_Problem statement_
List every keyword given in the kidney transplant abstract below.

_Text passage_

────

Transplant Immunology Laboratory, Cedars-Sinai Medical Center, Los Angeles, CA

Meeting: 2021 American Transplant Congress

Abstract number: 238

Keywords: Biopsy, Kidney transplantation, Rejection, Renal injury

Topic: Clinical Science » Kidney » Kidney: Acute Cellular Rejection

Session Information

Session Name: Kidney: Acute Cellular Rejection

Session Type: Rapid Fire Oral Abstract

Date: Monday, June 7, 2021

Session Time: 4:30pm-5:30pm

 Presentation Time: 4:55pm-5:00pm

Location: Virtual

*Purpose: I-IFTA in renal allograft Bx has been found to be associated with decreased death-censored graft survival. Moderate to severe i-IFTA (2 or 3) is required for chronic active TCMR diagnosis by current Banff classification, although multiple recent studies have suggested that i-IFTA has no specificity to either TCMR or ABMR. Here we conducted an analysis on i-IFTA’s association with TCMR or ABMR activity in Bx from patients in our center.

────

_Information provided_
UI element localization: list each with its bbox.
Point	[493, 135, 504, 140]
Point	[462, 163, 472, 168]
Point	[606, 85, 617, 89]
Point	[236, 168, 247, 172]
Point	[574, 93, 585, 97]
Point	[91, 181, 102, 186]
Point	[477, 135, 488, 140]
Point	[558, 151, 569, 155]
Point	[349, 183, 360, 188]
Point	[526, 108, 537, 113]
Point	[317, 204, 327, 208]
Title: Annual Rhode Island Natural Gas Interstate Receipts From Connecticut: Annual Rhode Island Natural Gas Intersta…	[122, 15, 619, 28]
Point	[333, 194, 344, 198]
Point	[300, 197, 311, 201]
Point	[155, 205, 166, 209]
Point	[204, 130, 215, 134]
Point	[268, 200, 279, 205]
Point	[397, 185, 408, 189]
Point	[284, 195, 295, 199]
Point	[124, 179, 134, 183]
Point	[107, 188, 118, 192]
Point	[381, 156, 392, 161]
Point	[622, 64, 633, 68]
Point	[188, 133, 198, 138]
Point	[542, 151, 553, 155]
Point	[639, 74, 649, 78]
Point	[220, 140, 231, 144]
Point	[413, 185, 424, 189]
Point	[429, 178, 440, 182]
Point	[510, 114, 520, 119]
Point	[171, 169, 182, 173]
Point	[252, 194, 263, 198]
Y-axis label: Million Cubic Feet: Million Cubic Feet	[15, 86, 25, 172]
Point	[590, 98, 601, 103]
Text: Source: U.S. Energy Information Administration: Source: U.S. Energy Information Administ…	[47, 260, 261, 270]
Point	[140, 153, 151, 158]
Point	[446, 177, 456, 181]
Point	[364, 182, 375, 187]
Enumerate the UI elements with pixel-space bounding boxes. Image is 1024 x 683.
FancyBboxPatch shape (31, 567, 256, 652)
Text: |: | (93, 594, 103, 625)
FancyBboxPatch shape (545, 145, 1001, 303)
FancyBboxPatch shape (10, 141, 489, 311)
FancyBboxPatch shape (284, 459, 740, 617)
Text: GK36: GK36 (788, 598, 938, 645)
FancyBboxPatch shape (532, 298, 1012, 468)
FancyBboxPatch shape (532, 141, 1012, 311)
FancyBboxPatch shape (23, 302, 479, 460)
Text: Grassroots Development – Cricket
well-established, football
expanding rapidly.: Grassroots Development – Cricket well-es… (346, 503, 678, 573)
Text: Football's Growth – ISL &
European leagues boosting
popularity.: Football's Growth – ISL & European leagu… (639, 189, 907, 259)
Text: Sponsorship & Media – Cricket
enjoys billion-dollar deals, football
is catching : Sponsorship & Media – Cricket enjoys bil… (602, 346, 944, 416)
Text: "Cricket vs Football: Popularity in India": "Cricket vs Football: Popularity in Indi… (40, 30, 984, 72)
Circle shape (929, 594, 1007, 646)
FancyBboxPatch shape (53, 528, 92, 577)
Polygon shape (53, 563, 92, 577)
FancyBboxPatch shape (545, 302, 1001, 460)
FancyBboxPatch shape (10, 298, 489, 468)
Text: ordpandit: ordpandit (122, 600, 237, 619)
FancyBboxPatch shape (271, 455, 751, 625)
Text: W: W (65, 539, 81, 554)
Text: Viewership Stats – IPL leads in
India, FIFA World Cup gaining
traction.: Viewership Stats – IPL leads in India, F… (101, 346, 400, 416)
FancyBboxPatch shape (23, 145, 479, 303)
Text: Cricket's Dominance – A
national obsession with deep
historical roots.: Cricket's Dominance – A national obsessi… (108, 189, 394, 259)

────

_Response to the task_
Biopsy
Kidney transplantation
Rejection
Renal injury